• [Problem to solve] Reproduce word for word the passage of the Android port report from "When we started" up to and including "our build system.".

• [Selected extract]
*-*-*

*Last year and a half I was working in research. This position was about, among
other things, to port a programming language (two, actually, `Hop` and `Bigloo`) to the Antroid
platform. I already had written something about it, but this time I want to show
my high level impressions of the platform. What follows is part of a report I
wrote at the end of that job, which includes the things I wanted to say.*

The Android port can be viewed as four separate sub-tasks. `Hop` is software
developed in the Scheme language; more particularly, it must be compiled with
 the `Bigloo` Scheme compiler, *which in turn uses `gcc` for the final compilation.*
That means that we also needed to port `Bigloo` first to the platform, not
because we were planning to use it in the platform, but because we need the
`Bigloo` runtime libraries ported to Android, as `Hop` and any other program
compiled with `Bigloo` uses them. The other three subtasks, which are discussed later,
are porting `Hop` itself; developing libraries to access devices and other
features present in the platform; and, we'll see later the reasons, make the port work
with threads.

When we started to investigate how to port native code to the platform we found
that there wasn't much support. At fisrt the only documentation we could find
was blog posts of people trying to do it by hand. They were using the compiler
provided in Android's source code to compile static binaries that could be run
on the platform. Because `Bigloo` uses dinamic libraries to implement platform
dependent code and modules, we aimed to find a way to compile things dinamically. After
3 or 4 weeks we found a wrapper written in `Ruby` that managed all the details of
calling `gcc` with the proper arguments. With this we should be able to port
anything that uses gcc as the compiler, just like `Bigloo` does. At the same time,
the first version of Android's NDK (Native Development Kit) appeared, but it
wasn't easy to integrate in our build system.

(*Note: Actually I think most of the problems we
faced doing this port stem from this. The NDK forces you to write a new set of
Makefiles, but our hand-made build system and build hierarchy made such an
effort quite big. Also, that mean supporting a parallel build system, while it
should not be so crazy to spect a cleaner way to integrate the toolchain into an
existing build system, not only in hand-made like in this case, but also the
most common ones, like `autotools`, `cmake`, etc.*)

Even having the proper compiler, we found several obstacles related to the
platform itself. First of all, `Bigloo` relies heavily on the C and pthread
libraries to implement lowlevel functionality. `Bigloo` can use both `glibc`, GNU's
implementation, or `µlibc`, an implementation aimed for embedded aplications. `Bigloo`
also relies on Boehm's Garbage Collector (`GC`) for its memory management. The C
library implementation in Android is not the `glibc` or the `µlibc`, but an
implementation developed by Google for the platform, called `Bionic`. This version
of the C library is tailored to the platform's need, with little to no regards
to native application development.

*-*-*

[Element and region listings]
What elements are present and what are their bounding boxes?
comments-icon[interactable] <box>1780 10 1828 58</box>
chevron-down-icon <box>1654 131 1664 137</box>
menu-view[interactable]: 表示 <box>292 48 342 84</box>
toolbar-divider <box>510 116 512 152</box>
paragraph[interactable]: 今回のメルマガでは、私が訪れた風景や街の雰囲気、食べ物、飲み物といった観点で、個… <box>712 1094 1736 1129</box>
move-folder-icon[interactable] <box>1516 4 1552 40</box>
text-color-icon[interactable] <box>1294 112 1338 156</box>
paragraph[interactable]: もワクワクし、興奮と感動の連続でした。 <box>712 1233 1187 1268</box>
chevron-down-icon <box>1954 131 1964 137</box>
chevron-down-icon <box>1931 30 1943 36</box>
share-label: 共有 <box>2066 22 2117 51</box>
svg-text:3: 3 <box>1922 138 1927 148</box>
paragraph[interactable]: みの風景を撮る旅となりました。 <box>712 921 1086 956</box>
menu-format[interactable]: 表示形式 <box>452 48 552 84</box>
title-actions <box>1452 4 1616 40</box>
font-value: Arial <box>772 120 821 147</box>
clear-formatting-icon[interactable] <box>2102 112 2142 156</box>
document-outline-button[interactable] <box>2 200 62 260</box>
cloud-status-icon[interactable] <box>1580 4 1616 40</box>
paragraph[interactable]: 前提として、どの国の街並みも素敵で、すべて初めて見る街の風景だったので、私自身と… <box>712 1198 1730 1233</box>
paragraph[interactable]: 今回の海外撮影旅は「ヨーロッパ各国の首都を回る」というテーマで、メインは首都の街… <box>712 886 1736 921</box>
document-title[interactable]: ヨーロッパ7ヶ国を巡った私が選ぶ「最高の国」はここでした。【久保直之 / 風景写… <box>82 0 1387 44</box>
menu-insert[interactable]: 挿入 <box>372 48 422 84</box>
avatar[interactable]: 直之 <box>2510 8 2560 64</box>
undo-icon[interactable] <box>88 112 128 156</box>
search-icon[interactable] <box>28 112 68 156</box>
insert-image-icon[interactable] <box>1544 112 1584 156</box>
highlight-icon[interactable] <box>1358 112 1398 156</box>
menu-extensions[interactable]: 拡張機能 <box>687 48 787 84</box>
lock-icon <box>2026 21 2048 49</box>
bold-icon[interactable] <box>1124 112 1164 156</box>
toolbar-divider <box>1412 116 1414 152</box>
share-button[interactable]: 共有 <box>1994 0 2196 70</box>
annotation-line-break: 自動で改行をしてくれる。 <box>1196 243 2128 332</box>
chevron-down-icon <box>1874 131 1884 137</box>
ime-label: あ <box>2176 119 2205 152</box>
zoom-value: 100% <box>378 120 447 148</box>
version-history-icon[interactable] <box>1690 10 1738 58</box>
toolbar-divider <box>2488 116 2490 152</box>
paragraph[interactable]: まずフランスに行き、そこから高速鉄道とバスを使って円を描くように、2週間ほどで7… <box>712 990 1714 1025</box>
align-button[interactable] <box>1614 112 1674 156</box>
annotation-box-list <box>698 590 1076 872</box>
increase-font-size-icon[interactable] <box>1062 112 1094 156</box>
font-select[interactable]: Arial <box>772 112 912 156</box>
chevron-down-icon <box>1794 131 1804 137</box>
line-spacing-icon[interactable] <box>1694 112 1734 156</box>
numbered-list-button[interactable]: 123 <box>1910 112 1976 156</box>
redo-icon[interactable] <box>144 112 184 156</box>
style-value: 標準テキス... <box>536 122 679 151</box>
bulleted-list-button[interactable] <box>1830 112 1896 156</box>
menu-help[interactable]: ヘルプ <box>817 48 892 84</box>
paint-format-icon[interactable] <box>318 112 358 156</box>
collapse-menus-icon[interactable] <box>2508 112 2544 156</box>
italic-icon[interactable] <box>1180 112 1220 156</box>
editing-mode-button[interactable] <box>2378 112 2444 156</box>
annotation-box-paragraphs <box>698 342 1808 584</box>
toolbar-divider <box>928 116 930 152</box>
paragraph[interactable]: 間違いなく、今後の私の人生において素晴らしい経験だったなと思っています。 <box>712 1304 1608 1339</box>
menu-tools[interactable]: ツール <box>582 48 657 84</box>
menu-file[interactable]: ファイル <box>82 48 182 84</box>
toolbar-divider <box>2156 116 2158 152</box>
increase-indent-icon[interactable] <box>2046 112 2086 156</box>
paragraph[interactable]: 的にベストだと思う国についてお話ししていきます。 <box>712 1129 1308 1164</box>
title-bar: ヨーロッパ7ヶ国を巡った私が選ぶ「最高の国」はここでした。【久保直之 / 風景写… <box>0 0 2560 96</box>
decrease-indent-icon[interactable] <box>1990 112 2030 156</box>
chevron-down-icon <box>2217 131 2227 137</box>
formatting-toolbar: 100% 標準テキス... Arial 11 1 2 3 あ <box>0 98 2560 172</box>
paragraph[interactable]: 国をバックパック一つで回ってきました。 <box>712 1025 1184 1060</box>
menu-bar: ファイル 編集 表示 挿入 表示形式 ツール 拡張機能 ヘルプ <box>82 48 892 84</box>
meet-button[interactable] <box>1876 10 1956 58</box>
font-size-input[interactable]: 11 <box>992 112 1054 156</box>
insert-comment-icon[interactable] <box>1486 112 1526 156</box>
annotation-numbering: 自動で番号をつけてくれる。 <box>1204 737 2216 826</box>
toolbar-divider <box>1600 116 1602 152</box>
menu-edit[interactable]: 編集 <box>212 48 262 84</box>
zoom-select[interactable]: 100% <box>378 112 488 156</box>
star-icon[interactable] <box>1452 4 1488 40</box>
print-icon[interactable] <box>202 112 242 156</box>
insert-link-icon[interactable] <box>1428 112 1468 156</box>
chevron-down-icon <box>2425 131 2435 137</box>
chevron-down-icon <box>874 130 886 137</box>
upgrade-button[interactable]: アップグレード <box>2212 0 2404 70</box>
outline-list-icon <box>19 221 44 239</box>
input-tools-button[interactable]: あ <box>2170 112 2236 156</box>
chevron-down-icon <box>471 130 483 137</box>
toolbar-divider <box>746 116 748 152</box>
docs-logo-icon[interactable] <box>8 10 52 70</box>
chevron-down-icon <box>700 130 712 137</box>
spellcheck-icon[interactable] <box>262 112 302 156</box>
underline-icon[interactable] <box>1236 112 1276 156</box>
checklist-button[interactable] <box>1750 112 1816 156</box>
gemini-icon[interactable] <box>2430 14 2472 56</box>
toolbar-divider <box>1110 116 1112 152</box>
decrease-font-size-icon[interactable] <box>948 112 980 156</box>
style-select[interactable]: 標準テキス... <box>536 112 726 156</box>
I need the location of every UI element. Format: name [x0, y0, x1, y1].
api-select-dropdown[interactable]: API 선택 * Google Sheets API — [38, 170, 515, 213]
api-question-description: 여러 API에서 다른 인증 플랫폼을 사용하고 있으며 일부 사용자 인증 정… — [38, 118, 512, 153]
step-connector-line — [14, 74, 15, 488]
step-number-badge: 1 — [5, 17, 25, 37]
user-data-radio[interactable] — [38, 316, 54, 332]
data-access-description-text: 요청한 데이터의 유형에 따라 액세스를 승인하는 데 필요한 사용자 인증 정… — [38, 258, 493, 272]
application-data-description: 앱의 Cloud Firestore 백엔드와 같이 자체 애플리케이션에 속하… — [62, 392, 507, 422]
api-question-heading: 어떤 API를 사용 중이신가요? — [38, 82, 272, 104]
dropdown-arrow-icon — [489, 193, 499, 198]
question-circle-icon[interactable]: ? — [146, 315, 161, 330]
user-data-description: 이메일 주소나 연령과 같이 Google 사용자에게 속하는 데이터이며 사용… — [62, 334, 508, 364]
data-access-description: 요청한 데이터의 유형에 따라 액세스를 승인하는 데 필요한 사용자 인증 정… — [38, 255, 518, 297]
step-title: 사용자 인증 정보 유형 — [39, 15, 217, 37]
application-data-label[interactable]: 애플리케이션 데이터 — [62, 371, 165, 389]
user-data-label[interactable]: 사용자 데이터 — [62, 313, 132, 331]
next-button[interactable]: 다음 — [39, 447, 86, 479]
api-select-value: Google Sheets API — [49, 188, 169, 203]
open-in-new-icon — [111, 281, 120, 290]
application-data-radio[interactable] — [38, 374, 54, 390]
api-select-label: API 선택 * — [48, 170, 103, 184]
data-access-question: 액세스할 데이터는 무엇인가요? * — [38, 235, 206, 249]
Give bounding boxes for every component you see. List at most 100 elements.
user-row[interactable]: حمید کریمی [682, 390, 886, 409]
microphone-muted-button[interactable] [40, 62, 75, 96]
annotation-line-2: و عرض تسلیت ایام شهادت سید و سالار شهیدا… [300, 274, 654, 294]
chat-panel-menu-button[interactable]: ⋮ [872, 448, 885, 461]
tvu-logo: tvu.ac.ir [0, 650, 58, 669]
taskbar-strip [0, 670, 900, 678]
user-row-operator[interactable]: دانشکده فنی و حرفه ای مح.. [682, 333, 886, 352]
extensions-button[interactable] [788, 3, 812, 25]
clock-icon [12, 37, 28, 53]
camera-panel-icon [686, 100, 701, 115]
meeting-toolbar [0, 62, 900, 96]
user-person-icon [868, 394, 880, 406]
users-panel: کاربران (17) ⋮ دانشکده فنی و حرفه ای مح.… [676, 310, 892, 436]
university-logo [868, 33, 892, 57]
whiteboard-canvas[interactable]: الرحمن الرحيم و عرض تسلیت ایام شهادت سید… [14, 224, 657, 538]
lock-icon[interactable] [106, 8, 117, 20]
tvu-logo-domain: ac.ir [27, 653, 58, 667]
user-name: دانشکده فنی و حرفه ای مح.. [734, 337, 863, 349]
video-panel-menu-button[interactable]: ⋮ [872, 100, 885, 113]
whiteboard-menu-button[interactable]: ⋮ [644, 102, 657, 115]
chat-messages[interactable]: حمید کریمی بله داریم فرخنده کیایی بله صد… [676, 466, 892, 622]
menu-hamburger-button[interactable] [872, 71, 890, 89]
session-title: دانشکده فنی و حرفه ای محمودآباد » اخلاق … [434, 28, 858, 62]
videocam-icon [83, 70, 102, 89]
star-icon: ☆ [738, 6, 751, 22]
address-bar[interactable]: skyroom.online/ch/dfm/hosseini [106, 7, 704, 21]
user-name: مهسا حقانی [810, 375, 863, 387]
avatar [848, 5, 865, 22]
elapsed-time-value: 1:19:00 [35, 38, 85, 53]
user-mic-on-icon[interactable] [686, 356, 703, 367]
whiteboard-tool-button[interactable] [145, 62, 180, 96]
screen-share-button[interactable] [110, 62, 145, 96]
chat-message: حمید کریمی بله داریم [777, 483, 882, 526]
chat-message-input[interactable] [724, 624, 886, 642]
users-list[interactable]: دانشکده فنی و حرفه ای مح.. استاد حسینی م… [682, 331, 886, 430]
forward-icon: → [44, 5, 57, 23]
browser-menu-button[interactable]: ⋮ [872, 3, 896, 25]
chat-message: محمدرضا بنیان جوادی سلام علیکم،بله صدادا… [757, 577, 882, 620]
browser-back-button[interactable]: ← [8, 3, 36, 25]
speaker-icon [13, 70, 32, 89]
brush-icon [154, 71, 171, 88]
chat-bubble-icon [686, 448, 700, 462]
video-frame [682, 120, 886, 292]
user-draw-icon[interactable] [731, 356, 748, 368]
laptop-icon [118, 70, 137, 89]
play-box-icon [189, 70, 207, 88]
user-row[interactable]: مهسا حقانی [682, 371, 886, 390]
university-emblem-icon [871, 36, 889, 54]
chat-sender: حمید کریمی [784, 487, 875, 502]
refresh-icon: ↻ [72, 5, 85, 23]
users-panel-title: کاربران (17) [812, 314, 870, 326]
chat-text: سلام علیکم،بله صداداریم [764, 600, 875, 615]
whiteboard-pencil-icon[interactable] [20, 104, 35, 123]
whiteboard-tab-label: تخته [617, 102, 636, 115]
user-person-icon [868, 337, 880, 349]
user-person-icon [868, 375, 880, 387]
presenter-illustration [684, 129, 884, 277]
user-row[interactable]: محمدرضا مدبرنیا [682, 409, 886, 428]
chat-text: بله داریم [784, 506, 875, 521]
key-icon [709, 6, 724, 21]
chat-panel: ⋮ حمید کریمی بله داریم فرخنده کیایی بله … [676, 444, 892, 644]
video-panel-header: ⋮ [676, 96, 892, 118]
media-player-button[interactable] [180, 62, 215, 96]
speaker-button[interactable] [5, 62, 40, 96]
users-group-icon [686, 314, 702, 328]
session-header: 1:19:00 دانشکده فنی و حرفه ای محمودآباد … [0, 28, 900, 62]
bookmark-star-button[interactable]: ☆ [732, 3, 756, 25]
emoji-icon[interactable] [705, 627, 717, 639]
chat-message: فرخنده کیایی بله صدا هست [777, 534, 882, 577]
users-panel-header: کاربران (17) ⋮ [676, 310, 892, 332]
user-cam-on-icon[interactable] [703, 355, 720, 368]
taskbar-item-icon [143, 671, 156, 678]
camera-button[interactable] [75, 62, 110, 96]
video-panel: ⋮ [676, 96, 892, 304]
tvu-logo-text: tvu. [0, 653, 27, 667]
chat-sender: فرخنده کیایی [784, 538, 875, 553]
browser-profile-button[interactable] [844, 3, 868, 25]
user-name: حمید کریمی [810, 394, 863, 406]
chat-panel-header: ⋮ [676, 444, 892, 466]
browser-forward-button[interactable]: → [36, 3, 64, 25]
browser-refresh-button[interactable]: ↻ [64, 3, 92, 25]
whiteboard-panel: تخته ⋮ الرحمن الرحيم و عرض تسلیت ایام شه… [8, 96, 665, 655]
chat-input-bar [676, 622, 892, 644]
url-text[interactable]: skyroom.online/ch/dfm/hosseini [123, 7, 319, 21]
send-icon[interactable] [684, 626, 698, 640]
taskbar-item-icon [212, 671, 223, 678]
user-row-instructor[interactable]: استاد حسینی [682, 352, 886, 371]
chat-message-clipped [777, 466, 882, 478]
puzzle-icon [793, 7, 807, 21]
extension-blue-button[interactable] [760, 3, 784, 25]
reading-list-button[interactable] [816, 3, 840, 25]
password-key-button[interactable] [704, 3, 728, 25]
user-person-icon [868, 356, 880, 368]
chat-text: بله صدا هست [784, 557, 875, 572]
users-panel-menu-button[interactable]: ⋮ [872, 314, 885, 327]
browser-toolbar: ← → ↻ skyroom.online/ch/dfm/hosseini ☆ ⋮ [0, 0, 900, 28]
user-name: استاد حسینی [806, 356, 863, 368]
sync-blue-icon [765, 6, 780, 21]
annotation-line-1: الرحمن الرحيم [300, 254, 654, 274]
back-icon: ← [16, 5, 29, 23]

*-*-*

• [Completed exercise]
When we started to investigate how to port native code to the platform we found
that there wasn't much support. At fisrt the only documentation we could find
was blog posts of people trying to do it by hand. They were using the compiler
provided in Android's source code to compile static binaries that could be run
on the platform. Because `Bigloo` uses dinamic libraries to implement platform
dependent code and modules, we aimed to find a way to compile things dinamically. After
3 or 4 weeks we found a wrapper written in `Ruby` that managed all the details of
calling `gcc` with the proper arguments. With this we should be able to port
anything that uses gcc as the compiler, just like `Bigloo` does. At the same time,
the first version of Android's NDK (Native Development Kit) appeared, but it
wasn't easy to integrate in our build system.